Written instruction - Transcribe the material word for word, but without the images.

--- START OF Exercise input ---

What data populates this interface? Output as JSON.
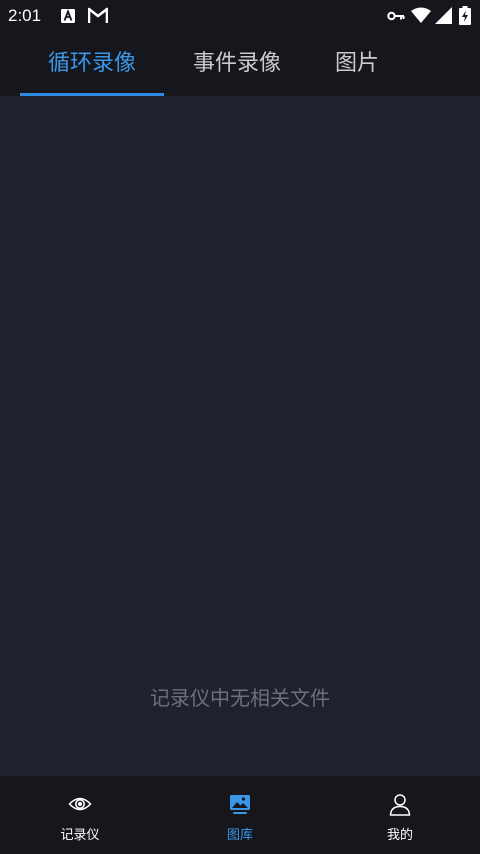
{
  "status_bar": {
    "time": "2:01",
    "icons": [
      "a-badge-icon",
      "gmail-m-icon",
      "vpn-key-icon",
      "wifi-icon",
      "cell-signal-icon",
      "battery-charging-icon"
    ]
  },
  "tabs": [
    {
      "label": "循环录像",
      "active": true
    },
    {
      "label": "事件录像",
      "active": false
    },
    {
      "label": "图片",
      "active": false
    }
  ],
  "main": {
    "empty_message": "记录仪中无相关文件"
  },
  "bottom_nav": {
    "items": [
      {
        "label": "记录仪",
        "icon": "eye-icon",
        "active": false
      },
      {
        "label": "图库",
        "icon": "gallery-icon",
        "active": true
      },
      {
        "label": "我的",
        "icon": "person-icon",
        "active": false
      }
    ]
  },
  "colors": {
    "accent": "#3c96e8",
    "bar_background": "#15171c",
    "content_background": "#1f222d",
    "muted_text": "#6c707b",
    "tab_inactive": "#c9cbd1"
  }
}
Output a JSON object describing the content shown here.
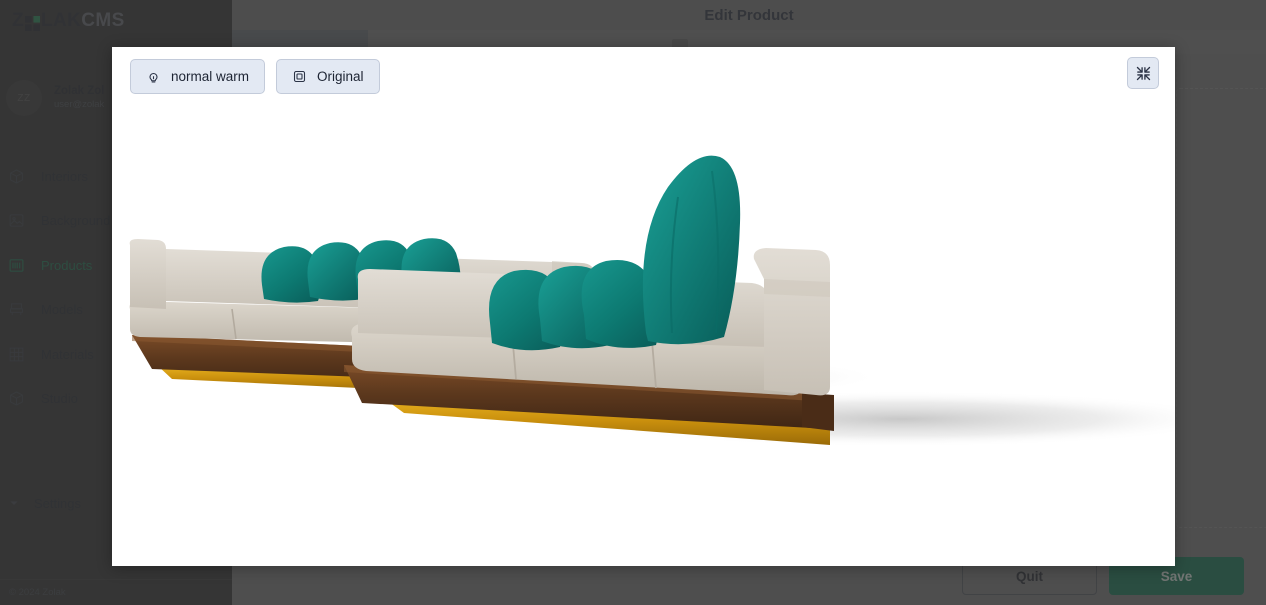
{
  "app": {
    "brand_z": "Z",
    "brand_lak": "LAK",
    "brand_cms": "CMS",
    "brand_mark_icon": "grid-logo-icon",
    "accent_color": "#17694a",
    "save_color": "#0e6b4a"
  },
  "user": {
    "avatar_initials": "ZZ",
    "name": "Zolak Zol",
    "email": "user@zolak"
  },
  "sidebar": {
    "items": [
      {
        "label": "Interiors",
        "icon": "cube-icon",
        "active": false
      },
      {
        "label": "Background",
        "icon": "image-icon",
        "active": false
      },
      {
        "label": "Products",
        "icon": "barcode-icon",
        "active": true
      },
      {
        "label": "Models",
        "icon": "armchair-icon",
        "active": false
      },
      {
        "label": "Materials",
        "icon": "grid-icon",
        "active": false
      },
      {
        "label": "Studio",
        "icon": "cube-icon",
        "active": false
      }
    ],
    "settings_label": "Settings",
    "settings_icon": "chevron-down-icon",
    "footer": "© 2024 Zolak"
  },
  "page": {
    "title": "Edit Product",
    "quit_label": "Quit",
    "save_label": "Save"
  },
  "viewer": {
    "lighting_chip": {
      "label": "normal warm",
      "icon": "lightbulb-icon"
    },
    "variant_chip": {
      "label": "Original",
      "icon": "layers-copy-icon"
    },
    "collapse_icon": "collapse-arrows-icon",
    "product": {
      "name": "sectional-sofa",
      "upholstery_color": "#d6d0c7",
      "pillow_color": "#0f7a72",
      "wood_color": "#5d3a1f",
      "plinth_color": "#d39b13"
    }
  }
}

--- END OF Exercise input ---

Answer for this exercise -
What data populates this interface? Output as JSON.
{
  "status_bar": {
    "time": "2:01",
    "icons": [
      "a-badge-icon",
      "gmail-m-icon",
      "vpn-key-icon",
      "wifi-icon",
      "cell-signal-icon",
      "battery-charging-icon"
    ]
  },
  "tabs": [
    {
      "label": "循环录像",
      "active": true
    },
    {
      "label": "事件录像",
      "active": false
    },
    {
      "label": "图片",
      "active": false
    }
  ],
  "main": {
    "empty_message": "记录仪中无相关文件"
  },
  "bottom_nav": {
    "items": [
      {
        "label": "记录仪",
        "icon": "eye-icon",
        "active": false
      },
      {
        "label": "图库",
        "icon": "gallery-icon",
        "active": true
      },
      {
        "label": "我的",
        "icon": "person-icon",
        "active": false
      }
    ]
  },
  "colors": {
    "accent": "#3c96e8",
    "bar_background": "#15171c",
    "content_background": "#1f222d",
    "muted_text": "#6c707b",
    "tab_inactive": "#c9cbd1"
  }
}
Output a JSON object describing the content shown here.
{
  "app": {
    "brand_z": "Z",
    "brand_lak": "LAK",
    "brand_cms": "CMS",
    "brand_mark_icon": "grid-logo-icon",
    "accent_color": "#17694a",
    "save_color": "#0e6b4a"
  },
  "user": {
    "avatar_initials": "ZZ",
    "name": "Zolak Zol",
    "email": "user@zolak"
  },
  "sidebar": {
    "items": [
      {
        "label": "Interiors",
        "icon": "cube-icon",
        "active": false
      },
      {
        "label": "Background",
        "icon": "image-icon",
        "active": false
      },
      {
        "label": "Products",
        "icon": "barcode-icon",
        "active": true
      },
      {
        "label": "Models",
        "icon": "armchair-icon",
        "active": false
      },
      {
        "label": "Materials",
        "icon": "grid-icon",
        "active": false
      },
      {
        "label": "Studio",
        "icon": "cube-icon",
        "active": false
      }
    ],
    "settings_label": "Settings",
    "settings_icon": "chevron-down-icon",
    "footer": "© 2024 Zolak"
  },
  "page": {
    "title": "Edit Product",
    "quit_label": "Quit",
    "save_label": "Save"
  },
  "viewer": {
    "lighting_chip": {
      "label": "normal warm",
      "icon": "lightbulb-icon"
    },
    "variant_chip": {
      "label": "Original",
      "icon": "layers-copy-icon"
    },
    "collapse_icon": "collapse-arrows-icon",
    "product": {
      "name": "sectional-sofa",
      "upholstery_color": "#d6d0c7",
      "pillow_color": "#0f7a72",
      "wood_color": "#5d3a1f",
      "plinth_color": "#d39b13"
    }
  }
}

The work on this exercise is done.